Job:
From the entries that follow, pick out all lines holding "أحمد".

-*-*-

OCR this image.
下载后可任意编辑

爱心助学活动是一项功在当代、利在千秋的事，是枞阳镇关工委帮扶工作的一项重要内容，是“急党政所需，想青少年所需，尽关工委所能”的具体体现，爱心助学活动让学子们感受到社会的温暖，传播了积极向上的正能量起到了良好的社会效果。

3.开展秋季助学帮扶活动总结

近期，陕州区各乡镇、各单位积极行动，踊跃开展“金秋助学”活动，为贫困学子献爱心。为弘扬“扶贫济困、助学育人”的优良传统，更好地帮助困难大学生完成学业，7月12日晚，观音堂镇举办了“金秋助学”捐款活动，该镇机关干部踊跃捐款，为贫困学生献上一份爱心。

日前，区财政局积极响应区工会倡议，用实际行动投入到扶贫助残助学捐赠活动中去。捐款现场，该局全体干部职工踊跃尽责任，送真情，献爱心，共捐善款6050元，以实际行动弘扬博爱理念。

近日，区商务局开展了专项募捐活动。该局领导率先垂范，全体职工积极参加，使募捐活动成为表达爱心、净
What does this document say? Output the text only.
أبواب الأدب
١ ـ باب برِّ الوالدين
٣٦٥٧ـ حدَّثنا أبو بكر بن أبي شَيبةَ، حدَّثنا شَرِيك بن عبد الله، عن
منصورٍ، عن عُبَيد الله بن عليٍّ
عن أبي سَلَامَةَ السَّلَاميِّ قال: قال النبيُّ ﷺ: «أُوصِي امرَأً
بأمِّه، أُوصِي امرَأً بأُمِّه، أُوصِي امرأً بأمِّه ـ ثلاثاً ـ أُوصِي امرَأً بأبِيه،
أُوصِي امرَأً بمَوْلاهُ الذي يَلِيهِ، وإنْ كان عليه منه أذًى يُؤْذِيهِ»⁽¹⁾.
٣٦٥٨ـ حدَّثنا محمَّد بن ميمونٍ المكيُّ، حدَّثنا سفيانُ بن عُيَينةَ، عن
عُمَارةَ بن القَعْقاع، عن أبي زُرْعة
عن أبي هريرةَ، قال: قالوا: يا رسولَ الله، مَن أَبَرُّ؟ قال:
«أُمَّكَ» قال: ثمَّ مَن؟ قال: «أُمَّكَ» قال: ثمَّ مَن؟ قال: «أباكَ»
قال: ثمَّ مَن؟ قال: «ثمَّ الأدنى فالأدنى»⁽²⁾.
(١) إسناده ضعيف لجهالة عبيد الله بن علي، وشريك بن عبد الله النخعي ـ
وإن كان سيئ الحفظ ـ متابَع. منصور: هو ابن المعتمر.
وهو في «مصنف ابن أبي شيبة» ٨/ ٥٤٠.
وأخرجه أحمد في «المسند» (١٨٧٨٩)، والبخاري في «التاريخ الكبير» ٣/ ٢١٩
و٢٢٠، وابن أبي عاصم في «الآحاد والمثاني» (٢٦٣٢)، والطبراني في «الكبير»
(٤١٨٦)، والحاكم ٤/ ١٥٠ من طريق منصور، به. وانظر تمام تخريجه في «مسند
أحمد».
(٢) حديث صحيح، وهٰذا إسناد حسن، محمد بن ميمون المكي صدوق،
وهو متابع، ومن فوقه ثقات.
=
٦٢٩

-*-*-

Response to the task:
وأخرجه أحمد في «المسند» (١٨٧٨٩)، والبخاري في «التاريخ الكبير» ٣/ ٢١٩
أحمد».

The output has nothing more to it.